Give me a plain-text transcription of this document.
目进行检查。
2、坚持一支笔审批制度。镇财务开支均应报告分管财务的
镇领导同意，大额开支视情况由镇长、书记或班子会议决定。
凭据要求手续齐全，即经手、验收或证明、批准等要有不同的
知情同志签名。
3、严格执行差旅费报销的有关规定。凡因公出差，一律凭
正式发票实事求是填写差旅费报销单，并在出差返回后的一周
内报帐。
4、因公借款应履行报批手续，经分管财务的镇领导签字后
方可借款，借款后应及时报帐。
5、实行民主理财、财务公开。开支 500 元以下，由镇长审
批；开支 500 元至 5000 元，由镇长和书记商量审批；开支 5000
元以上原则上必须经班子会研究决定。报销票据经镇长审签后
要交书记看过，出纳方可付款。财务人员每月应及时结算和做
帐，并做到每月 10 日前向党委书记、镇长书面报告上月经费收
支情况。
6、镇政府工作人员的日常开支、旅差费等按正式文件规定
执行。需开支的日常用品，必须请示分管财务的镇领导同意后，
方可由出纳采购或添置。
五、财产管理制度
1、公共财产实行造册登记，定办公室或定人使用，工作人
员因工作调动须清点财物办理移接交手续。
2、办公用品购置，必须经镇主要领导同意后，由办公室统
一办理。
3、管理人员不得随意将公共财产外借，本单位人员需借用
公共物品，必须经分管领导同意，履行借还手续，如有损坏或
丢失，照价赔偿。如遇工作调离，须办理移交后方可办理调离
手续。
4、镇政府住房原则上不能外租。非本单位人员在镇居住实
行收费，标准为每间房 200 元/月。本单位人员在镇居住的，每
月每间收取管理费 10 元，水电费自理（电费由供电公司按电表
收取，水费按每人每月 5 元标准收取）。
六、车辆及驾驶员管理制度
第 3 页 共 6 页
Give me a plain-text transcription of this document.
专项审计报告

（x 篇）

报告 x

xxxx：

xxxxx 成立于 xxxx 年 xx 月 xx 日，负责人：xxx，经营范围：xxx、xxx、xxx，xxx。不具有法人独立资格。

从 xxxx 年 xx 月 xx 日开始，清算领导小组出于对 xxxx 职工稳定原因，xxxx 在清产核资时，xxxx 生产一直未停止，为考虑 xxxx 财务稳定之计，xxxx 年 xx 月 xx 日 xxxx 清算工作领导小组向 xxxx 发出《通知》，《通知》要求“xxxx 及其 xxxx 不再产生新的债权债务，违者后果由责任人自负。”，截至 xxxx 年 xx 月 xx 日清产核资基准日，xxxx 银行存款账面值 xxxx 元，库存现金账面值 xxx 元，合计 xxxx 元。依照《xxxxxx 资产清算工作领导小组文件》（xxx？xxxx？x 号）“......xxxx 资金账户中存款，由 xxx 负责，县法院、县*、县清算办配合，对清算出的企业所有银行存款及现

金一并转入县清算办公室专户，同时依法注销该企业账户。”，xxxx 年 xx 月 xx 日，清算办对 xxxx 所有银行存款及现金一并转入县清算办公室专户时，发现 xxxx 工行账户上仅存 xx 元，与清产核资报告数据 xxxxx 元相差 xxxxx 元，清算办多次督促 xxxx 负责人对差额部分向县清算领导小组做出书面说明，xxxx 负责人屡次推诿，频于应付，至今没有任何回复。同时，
=====
**Given task:** Copy each line of the listing that holds the word "xxxx".

**Full response:**
xxxx：
xxxxx 成立于 xxxx 年 xx 月 xx 日，负责人：xxx，经营范围：xxx、xxx、xxx，xxx。不具有法人独立资格。
从 xxxx 年 xx 月 xx 日开始，清算领导小组出于对 xxxx 职工稳定原因，xxxx 在清产核资时，xxxx 生产一直未停止，为考虑 xxxx 财务稳定之计，xxxx 年 xx 月 xx 日 xxxx 清算工作领导小组向 xxxx 发出《通知》，《通知》要求“xxxx 及其 xxxx 不再产生新的债权债务，违者后果由责任人自负。”，截至 xxxx 年 xx 月 xx 日清产核资基准日，xxxx 银行存款账面值 xxxx 元，库存现金账面值 xxx 元，合计 xxxx 元。依照《xxxxxx 资产清算工作领导小组文件》（xxx？xxxx？x 号）“......xxxx 资金账户中存款，由 xxx 负责，县法院、县*、县清算办配合，对清算出的企业所有银行存款及现
金一并转入县清算办公室专户，同时依法注销该企业账户。”，xxxx 年 xx 月 xx 日，清算办对 xxxx 所有银行存款及现金一并转入县清算办公室专户时，发现 xxxx 工行账户上仅存 xx 元，与清产核资报告数据 xxxxx 元相差 xxxxx 元，清算办多次督促 xxxx 负责人对差额部分向县清算领导小组做出书面说明，xxxx 负责人屡次推诿，频于应付，至今没有任何回复。同时，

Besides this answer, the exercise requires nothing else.